== GIVEN TASK ==
Pick out each line in these entries that contains the string "Tithoni".

== DATASET ROWS ==

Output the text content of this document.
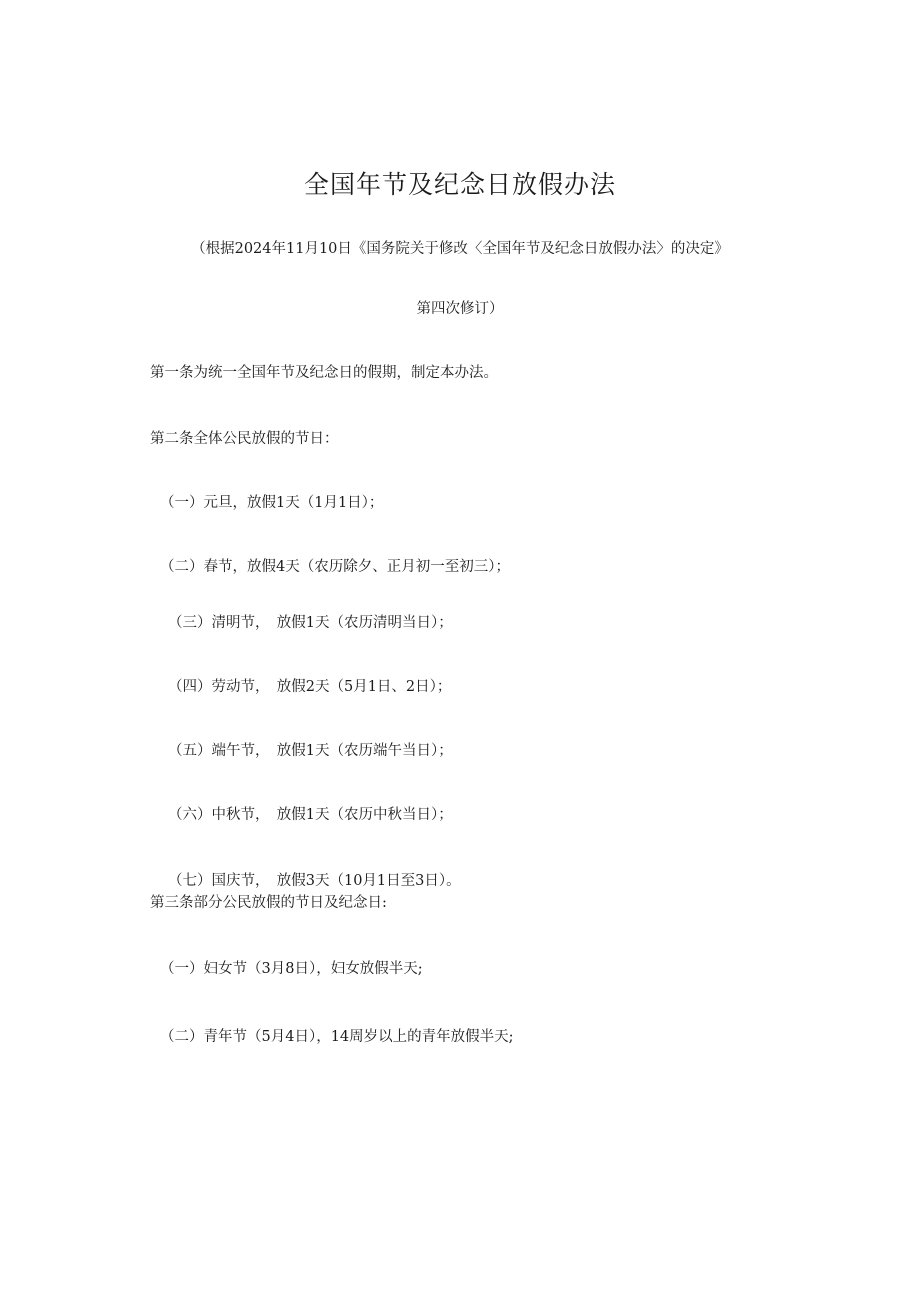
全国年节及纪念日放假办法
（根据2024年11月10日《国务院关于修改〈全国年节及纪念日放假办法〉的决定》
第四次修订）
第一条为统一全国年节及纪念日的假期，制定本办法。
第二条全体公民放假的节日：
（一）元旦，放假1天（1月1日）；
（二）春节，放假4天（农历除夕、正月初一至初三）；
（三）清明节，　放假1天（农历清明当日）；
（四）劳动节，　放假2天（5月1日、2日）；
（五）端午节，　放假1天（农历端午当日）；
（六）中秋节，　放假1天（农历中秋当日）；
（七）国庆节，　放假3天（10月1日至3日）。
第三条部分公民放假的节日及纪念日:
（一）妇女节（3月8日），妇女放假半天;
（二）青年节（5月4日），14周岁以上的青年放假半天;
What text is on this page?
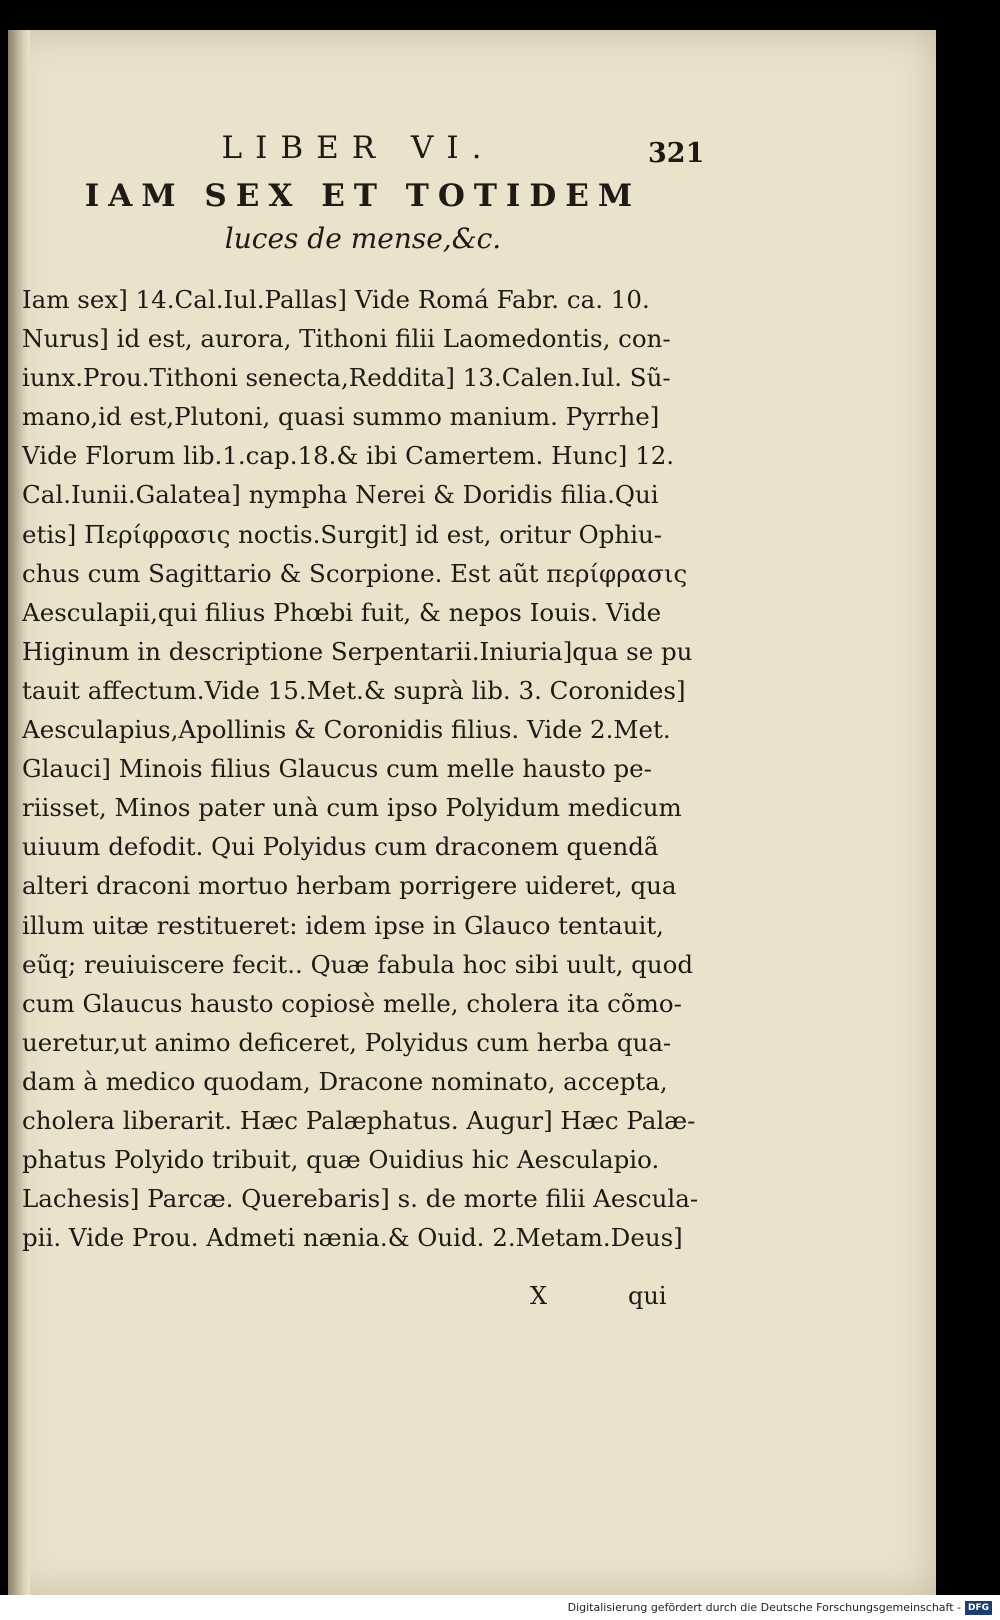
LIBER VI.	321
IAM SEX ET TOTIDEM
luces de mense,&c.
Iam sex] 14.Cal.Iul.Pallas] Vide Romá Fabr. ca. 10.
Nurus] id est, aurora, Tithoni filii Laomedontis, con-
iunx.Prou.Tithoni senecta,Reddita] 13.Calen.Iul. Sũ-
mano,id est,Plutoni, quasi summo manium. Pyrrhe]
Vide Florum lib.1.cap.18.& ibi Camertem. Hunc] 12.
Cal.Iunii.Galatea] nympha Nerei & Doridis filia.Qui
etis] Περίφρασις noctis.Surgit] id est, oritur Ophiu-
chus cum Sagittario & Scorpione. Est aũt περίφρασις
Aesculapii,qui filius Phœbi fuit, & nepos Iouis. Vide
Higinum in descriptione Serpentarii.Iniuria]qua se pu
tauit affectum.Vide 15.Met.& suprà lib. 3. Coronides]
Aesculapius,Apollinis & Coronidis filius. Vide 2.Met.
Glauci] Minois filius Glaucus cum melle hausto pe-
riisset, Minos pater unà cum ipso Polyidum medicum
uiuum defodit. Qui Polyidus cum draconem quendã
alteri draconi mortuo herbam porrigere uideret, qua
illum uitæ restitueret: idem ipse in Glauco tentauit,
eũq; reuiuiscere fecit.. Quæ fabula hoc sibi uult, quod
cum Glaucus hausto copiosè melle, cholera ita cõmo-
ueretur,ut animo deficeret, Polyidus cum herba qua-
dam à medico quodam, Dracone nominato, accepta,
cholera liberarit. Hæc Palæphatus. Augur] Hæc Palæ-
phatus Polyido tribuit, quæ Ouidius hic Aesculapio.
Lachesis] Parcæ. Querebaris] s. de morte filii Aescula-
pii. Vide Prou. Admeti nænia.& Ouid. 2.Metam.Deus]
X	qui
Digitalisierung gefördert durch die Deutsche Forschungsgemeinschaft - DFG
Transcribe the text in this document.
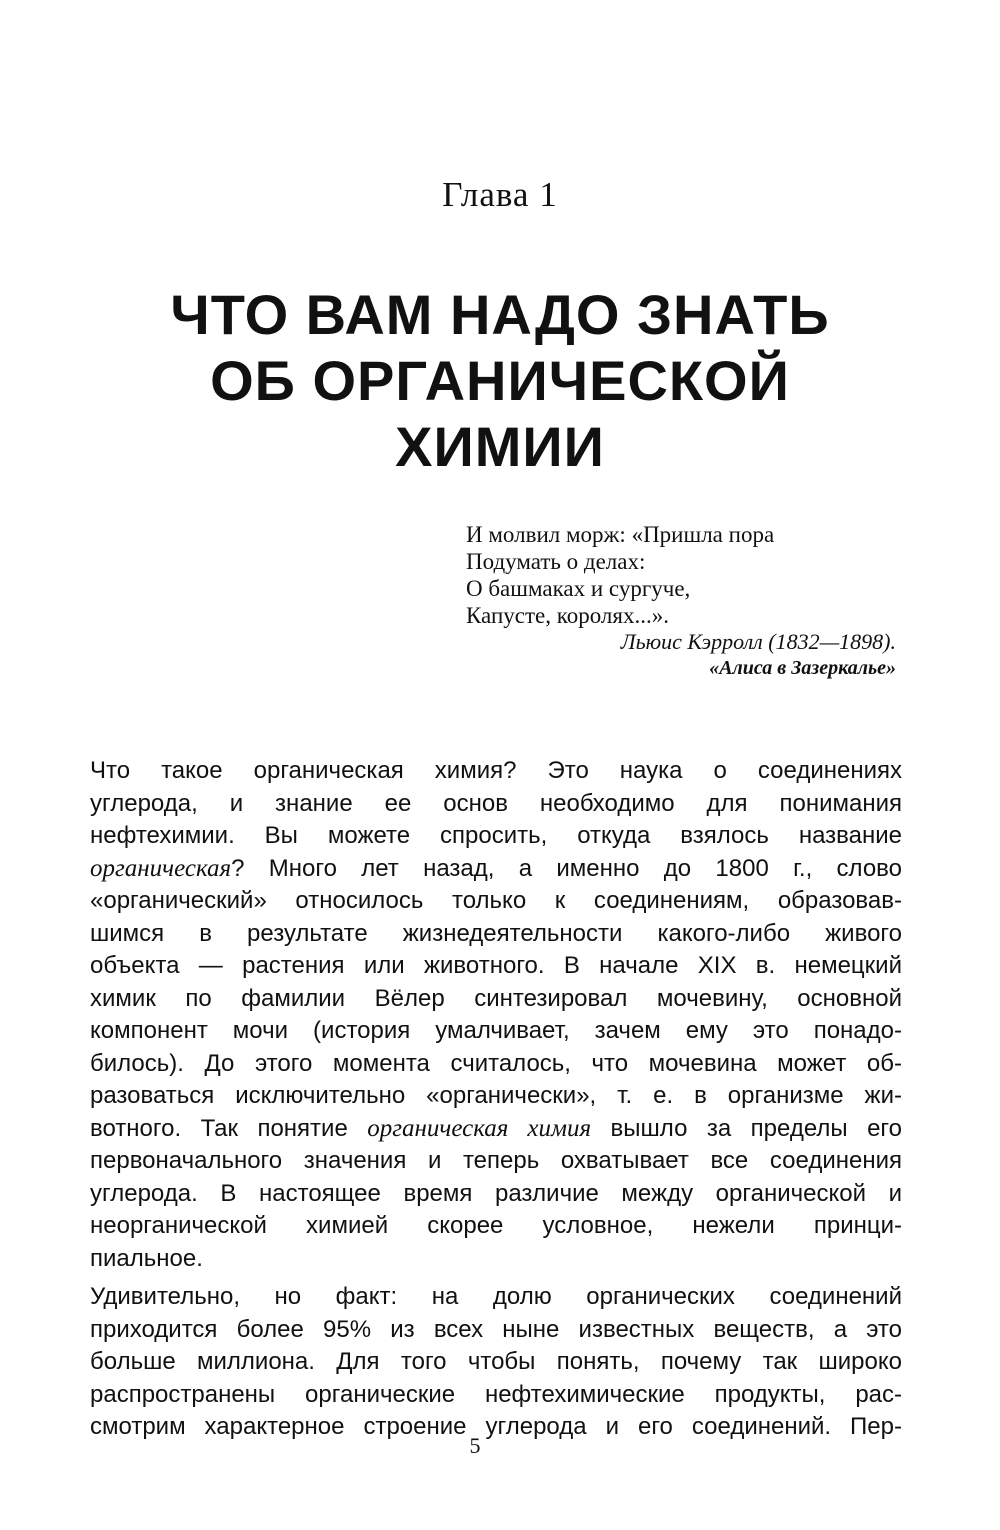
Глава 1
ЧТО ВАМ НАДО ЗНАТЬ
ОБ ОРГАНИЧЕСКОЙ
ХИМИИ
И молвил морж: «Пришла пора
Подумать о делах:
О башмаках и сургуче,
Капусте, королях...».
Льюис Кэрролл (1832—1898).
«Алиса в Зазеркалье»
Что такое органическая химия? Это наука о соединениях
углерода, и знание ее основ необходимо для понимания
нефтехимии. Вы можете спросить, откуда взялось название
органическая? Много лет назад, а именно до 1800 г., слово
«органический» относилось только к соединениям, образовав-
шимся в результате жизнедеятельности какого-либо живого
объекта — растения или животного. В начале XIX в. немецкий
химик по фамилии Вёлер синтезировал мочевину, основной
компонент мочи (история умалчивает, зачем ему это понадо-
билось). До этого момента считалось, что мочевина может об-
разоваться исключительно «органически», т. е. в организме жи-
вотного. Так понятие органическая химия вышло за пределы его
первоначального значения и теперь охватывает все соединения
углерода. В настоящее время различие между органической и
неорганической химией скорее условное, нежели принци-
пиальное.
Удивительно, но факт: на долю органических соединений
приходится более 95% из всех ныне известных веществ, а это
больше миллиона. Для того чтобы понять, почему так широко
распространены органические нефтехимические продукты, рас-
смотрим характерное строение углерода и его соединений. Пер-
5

== SOLUTION TO THE EXERCISE ==
Nurus] id est, aurora, Tithoni filii Laomedontis, con-
iunx.Prou.Tithoni senecta,Reddita] 13.Calen.Iul. Sũ-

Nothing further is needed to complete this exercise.